#### [Exercise details]
Search the material below for the word "Home" and copy every line in which it occurs.

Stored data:
—————

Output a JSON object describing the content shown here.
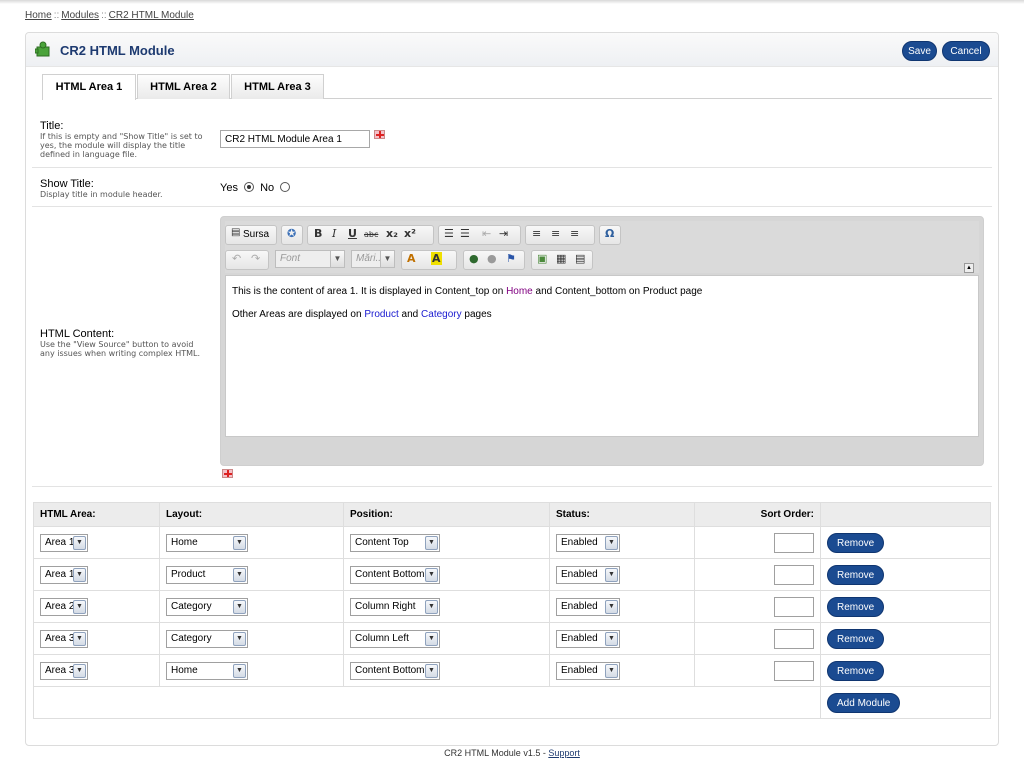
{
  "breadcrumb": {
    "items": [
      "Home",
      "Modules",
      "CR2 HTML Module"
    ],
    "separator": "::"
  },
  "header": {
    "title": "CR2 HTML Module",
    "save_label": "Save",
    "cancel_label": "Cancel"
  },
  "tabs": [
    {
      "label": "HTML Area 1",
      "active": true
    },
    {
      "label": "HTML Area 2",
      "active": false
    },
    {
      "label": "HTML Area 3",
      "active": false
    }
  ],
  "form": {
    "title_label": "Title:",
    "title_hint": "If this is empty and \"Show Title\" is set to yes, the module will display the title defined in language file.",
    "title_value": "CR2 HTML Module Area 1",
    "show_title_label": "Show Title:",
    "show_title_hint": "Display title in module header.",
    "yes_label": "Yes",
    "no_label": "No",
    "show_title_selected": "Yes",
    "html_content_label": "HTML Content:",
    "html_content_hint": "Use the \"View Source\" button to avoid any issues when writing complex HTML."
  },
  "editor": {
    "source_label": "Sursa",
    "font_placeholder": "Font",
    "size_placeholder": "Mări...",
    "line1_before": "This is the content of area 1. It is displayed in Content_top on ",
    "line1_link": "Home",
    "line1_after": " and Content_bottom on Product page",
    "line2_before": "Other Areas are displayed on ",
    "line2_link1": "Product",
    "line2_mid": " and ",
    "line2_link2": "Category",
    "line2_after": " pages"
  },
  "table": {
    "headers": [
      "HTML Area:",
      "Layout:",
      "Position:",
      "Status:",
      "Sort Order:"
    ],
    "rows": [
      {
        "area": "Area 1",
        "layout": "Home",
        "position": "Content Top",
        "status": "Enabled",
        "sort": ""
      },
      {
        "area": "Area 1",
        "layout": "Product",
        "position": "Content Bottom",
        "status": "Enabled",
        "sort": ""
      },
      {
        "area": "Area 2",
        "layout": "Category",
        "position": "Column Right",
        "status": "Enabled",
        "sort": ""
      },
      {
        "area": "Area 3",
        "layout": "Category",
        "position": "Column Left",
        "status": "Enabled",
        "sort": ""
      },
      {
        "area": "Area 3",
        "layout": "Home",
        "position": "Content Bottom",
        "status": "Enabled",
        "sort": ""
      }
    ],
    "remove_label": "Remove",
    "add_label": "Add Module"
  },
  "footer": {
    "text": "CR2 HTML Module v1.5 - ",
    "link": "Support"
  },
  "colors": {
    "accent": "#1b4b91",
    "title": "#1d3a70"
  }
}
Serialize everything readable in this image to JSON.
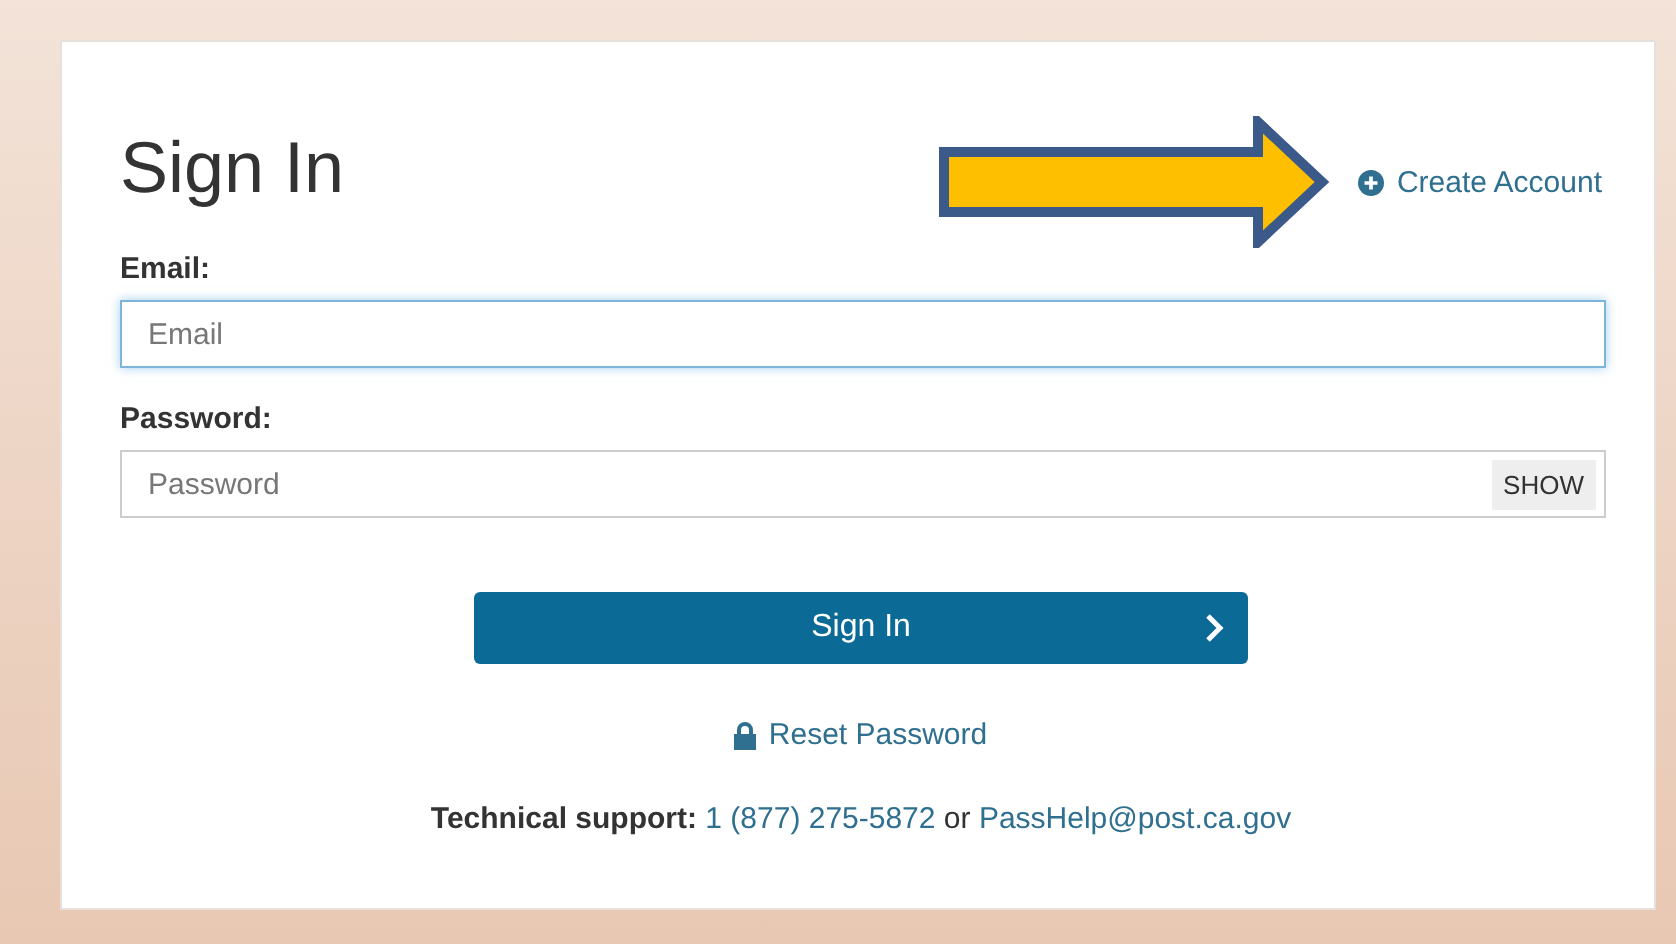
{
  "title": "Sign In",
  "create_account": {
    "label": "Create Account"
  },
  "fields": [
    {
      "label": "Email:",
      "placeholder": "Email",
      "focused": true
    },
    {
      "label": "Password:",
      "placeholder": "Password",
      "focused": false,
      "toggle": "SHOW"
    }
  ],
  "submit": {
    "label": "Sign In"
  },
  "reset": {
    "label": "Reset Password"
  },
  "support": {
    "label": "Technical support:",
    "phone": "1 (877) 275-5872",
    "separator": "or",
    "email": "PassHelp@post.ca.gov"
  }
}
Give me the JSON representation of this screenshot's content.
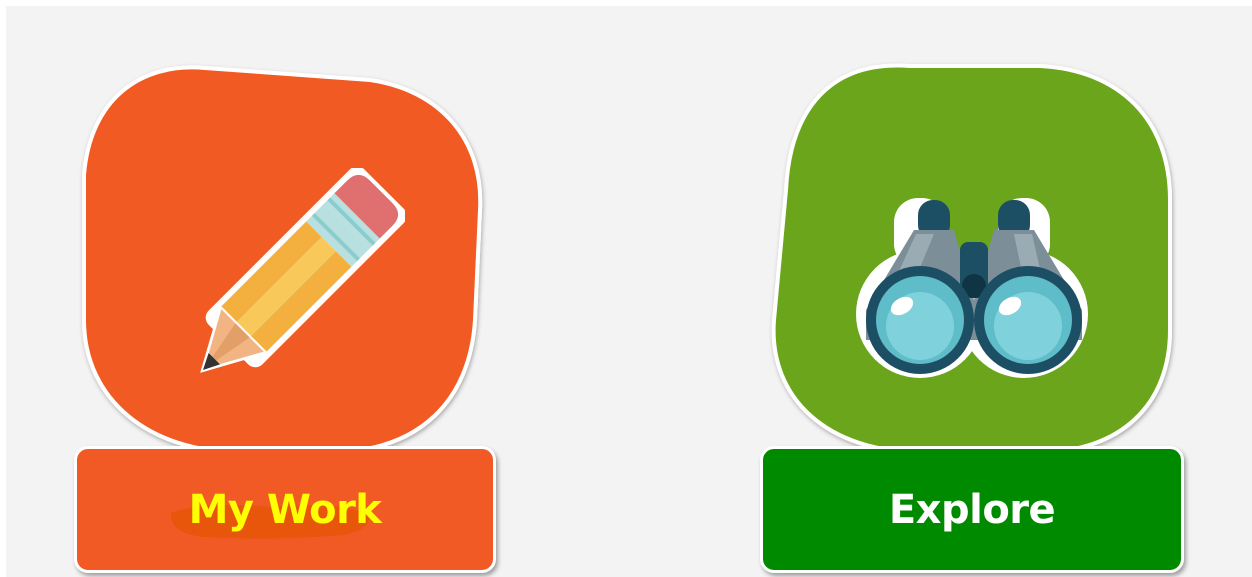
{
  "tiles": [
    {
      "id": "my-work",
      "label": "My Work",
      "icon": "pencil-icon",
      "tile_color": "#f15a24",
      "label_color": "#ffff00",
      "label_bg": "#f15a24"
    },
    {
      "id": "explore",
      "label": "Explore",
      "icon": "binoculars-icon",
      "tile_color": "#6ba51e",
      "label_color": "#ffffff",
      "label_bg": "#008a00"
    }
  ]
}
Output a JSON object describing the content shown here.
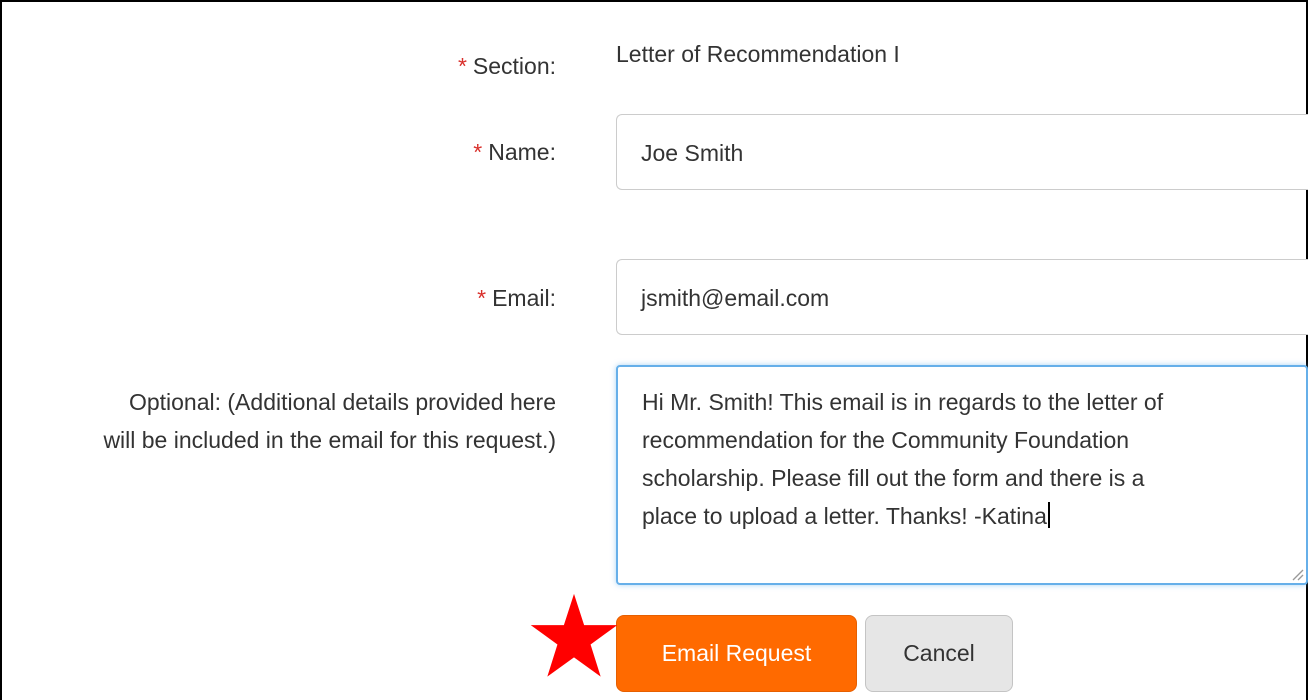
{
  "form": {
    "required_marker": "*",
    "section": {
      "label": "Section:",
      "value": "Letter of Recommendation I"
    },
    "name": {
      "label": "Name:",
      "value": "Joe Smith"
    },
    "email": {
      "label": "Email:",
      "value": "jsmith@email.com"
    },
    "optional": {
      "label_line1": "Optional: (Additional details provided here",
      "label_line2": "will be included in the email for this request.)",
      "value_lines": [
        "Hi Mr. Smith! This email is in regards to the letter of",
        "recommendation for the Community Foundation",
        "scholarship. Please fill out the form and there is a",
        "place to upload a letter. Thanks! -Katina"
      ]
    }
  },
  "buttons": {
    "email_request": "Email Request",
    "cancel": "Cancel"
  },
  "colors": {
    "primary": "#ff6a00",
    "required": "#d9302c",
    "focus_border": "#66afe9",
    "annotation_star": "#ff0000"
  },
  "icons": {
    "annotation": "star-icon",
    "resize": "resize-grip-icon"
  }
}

—————

#### [Solution to this exercise]
      "Home",
    "line1_link": "Home",
        "layout": "Home",
        "layout": "Home",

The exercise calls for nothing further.